DATASET EXTRACT
>> Start

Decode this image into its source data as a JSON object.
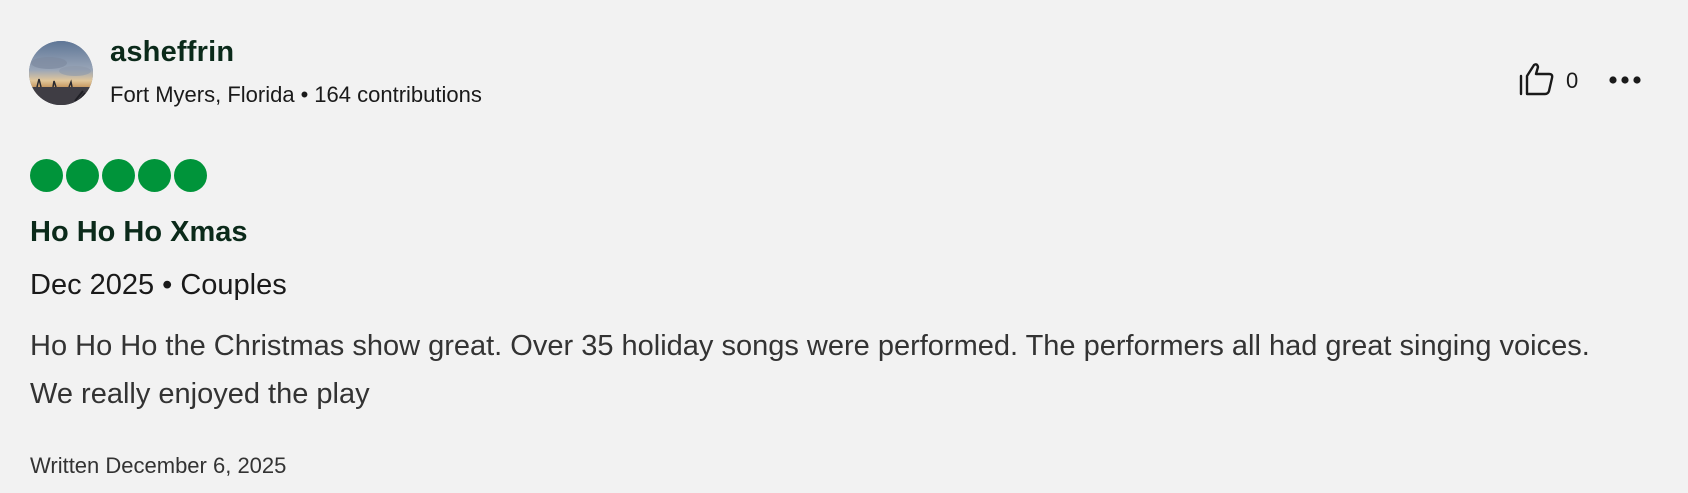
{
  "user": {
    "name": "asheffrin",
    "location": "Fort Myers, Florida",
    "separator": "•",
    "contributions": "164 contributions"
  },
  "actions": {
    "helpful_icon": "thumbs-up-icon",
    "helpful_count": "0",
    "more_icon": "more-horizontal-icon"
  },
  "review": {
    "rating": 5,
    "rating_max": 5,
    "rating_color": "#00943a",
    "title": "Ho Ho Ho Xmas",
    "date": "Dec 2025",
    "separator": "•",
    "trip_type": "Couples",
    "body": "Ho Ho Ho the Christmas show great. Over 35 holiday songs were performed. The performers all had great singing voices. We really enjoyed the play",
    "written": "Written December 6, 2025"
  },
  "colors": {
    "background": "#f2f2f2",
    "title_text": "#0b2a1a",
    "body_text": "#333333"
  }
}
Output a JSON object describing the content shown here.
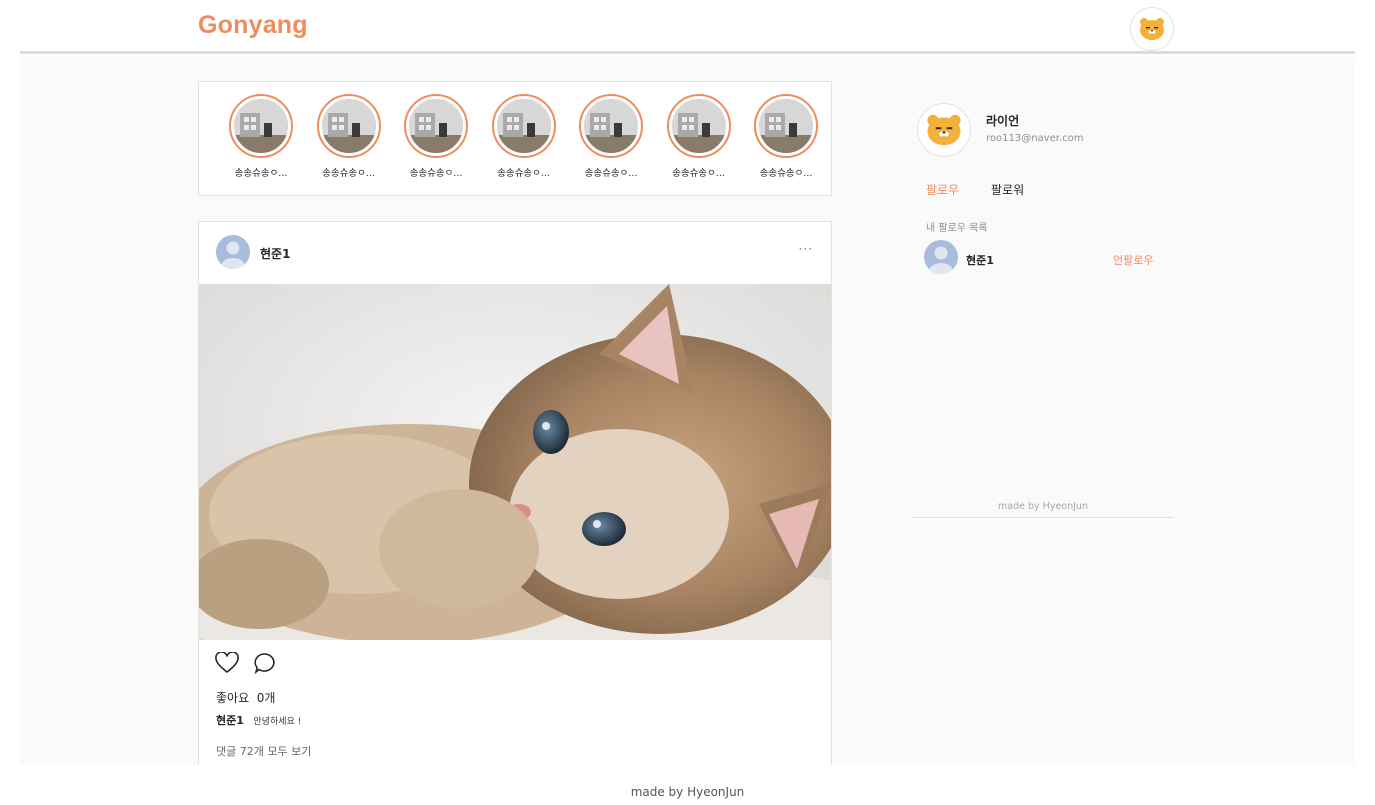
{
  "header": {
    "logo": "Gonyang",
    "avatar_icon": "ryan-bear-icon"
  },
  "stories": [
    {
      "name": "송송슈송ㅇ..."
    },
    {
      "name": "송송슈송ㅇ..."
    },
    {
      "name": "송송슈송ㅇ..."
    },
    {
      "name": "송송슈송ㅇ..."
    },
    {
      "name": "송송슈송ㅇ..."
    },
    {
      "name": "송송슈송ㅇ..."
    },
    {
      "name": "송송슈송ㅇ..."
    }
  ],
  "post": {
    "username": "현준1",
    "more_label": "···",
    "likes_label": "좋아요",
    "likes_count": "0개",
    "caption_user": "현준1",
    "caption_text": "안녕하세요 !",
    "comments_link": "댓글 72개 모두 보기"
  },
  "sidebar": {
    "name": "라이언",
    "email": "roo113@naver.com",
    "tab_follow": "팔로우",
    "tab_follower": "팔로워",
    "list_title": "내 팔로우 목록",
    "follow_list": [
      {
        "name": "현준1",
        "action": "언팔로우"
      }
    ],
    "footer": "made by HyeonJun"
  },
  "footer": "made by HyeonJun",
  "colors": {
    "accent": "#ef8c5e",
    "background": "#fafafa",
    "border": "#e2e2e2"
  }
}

>> End

WHAT IS ASKED
The lines to write out run from the one containing "Output a JSON" through the final line of the material above, both included; write them out exactly, with no pictures.

OUTPUT OF THE EXERCISE
Output a JSON object describing the content shown here.
{
  "header": {
    "logo": "Gonyang",
    "avatar_icon": "ryan-bear-icon"
  },
  "stories": [
    {
      "name": "송송슈송ㅇ..."
    },
    {
      "name": "송송슈송ㅇ..."
    },
    {
      "name": "송송슈송ㅇ..."
    },
    {
      "name": "송송슈송ㅇ..."
    },
    {
      "name": "송송슈송ㅇ..."
    },
    {
      "name": "송송슈송ㅇ..."
    },
    {
      "name": "송송슈송ㅇ..."
    }
  ],
  "post": {
    "username": "현준1",
    "more_label": "···",
    "likes_label": "좋아요",
    "likes_count": "0개",
    "caption_user": "현준1",
    "caption_text": "안녕하세요 !",
    "comments_link": "댓글 72개 모두 보기"
  },
  "sidebar": {
    "name": "라이언",
    "email": "roo113@naver.com",
    "tab_follow": "팔로우",
    "tab_follower": "팔로워",
    "list_title": "내 팔로우 목록",
    "follow_list": [
      {
        "name": "현준1",
        "action": "언팔로우"
      }
    ],
    "footer": "made by HyeonJun"
  },
  "footer": "made by HyeonJun",
  "colors": {
    "accent": "#ef8c5e",
    "background": "#fafafa",
    "border": "#e2e2e2"
  }
}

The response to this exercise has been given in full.